● Directions for this task:
Word for word, set down the records and skip each picture.

[Records from a dataset]
-- START --

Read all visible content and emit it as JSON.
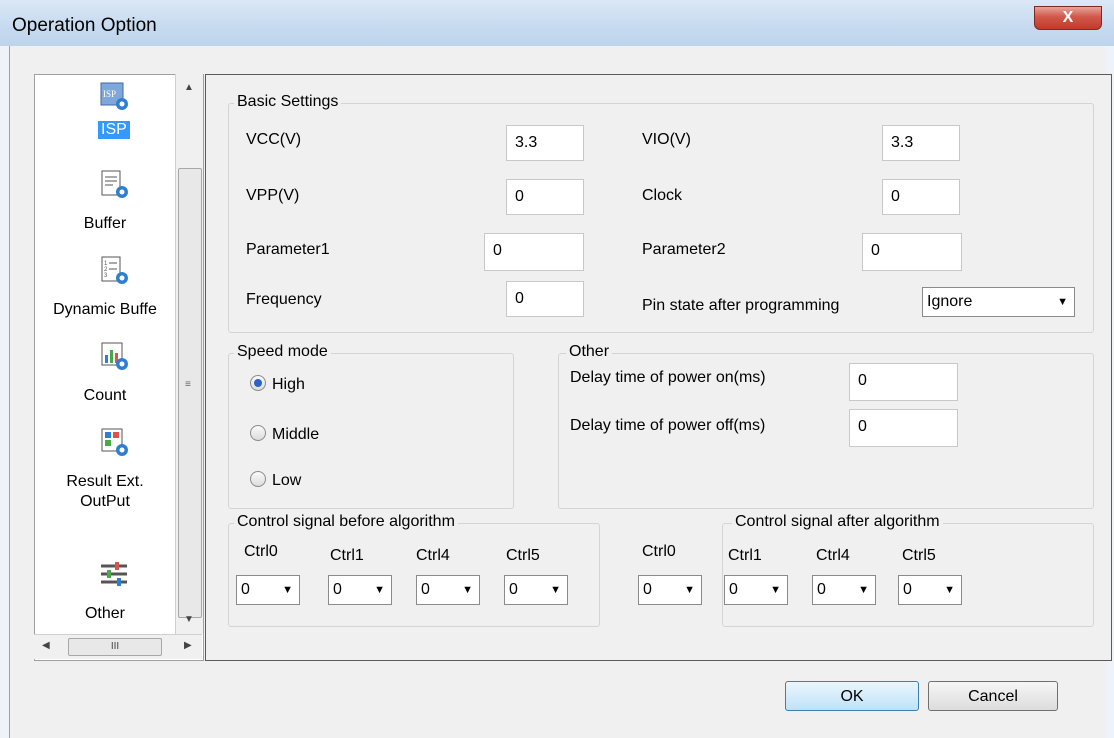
{
  "window": {
    "title": "Operation Option",
    "close_label": "X"
  },
  "nav": {
    "items": [
      {
        "label": "ISP",
        "icon": "isp-gear-icon",
        "selected": true
      },
      {
        "label": "Buffer",
        "icon": "buffer-gear-icon"
      },
      {
        "label": "Dynamic Buffe",
        "icon": "dynamic-buffer-gear-icon"
      },
      {
        "label": "Count",
        "icon": "count-gear-icon"
      },
      {
        "label": "Result Ext.",
        "label2": "OutPut",
        "icon": "result-output-gear-icon"
      },
      {
        "label": "Other",
        "icon": "sliders-icon"
      }
    ],
    "hscroll_thumb": "III"
  },
  "basic": {
    "title": "Basic Settings",
    "vcc_label": "VCC(V)",
    "vcc_value": "3.3",
    "vio_label": "VIO(V)",
    "vio_value": "3.3",
    "vpp_label": "VPP(V)",
    "vpp_value": "0",
    "clock_label": "Clock",
    "clock_value": "0",
    "param1_label": "Parameter1",
    "param1_value": "0",
    "param2_label": "Parameter2",
    "param2_value": "0",
    "freq_label": "Frequency",
    "freq_value": "0",
    "pin_label": "Pin state after programming",
    "pin_value": "Ignore"
  },
  "speed": {
    "title": "Speed mode",
    "options": [
      "High",
      "Middle",
      "Low"
    ],
    "selected": "High"
  },
  "other": {
    "title": "Other",
    "delay_on_label": "Delay time of power on(ms)",
    "delay_on_value": "0",
    "delay_off_label": "Delay time of power off(ms)",
    "delay_off_value": "0"
  },
  "ctrl_before": {
    "title": "Control signal before algorithm",
    "labels": [
      "Ctrl0",
      "Ctrl1",
      "Ctrl4",
      "Ctrl5"
    ],
    "values": [
      "0",
      "0",
      "0",
      "0"
    ]
  },
  "ctrl_after": {
    "title": "Control signal after algorithm",
    "labels": [
      "Ctrl0",
      "Ctrl1",
      "Ctrl4",
      "Ctrl5"
    ],
    "values": [
      "0",
      "0",
      "0",
      "0"
    ]
  },
  "buttons": {
    "ok": "OK",
    "cancel": "Cancel"
  },
  "colors": {
    "accent": "#3399ff",
    "close": "#c13a2c"
  }
}
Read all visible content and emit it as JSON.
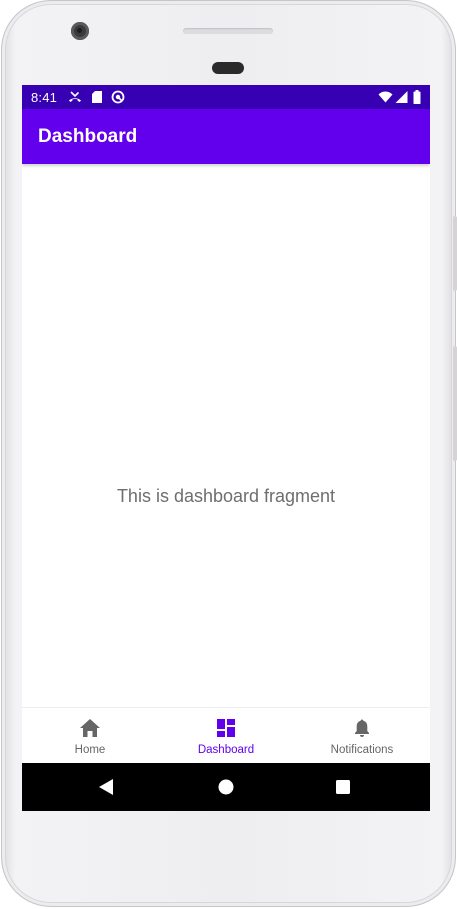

-- END --

● Problem solution:
Read all visible content and emit it as JSON.
{
  "window": {
    "title": "Operation Option",
    "close_label": "X"
  },
  "nav": {
    "items": [
      {
        "label": "ISP",
        "icon": "isp-gear-icon",
        "selected": true
      },
      {
        "label": "Buffer",
        "icon": "buffer-gear-icon"
      },
      {
        "label": "Dynamic Buffe",
        "icon": "dynamic-buffer-gear-icon"
      },
      {
        "label": "Count",
        "icon": "count-gear-icon"
      },
      {
        "label": "Result Ext.",
        "label2": "OutPut",
        "icon": "result-output-gear-icon"
      },
      {
        "label": "Other",
        "icon": "sliders-icon"
      }
    ],
    "hscroll_thumb": "III"
  },
  "basic": {
    "title": "Basic Settings",
    "vcc_label": "VCC(V)",
    "vcc_value": "3.3",
    "vio_label": "VIO(V)",
    "vio_value": "3.3",
    "vpp_label": "VPP(V)",
    "vpp_value": "0",
    "clock_label": "Clock",
    "clock_value": "0",
    "param1_label": "Parameter1",
    "param1_value": "0",
    "param2_label": "Parameter2",
    "param2_value": "0",
    "freq_label": "Frequency",
    "freq_value": "0",
    "pin_label": "Pin state after programming",
    "pin_value": "Ignore"
  },
  "speed": {
    "title": "Speed mode",
    "options": [
      "High",
      "Middle",
      "Low"
    ],
    "selected": "High"
  },
  "other": {
    "title": "Other",
    "delay_on_label": "Delay time of power on(ms)",
    "delay_on_value": "0",
    "delay_off_label": "Delay time of power off(ms)",
    "delay_off_value": "0"
  },
  "ctrl_before": {
    "title": "Control signal before algorithm",
    "labels": [
      "Ctrl0",
      "Ctrl1",
      "Ctrl4",
      "Ctrl5"
    ],
    "values": [
      "0",
      "0",
      "0",
      "0"
    ]
  },
  "ctrl_after": {
    "title": "Control signal after algorithm",
    "labels": [
      "Ctrl0",
      "Ctrl1",
      "Ctrl4",
      "Ctrl5"
    ],
    "values": [
      "0",
      "0",
      "0",
      "0"
    ]
  },
  "buttons": {
    "ok": "OK",
    "cancel": "Cancel"
  },
  "colors": {
    "accent": "#3399ff",
    "close": "#c13a2c"
  }
}
Read all visible content and emit it as JSON.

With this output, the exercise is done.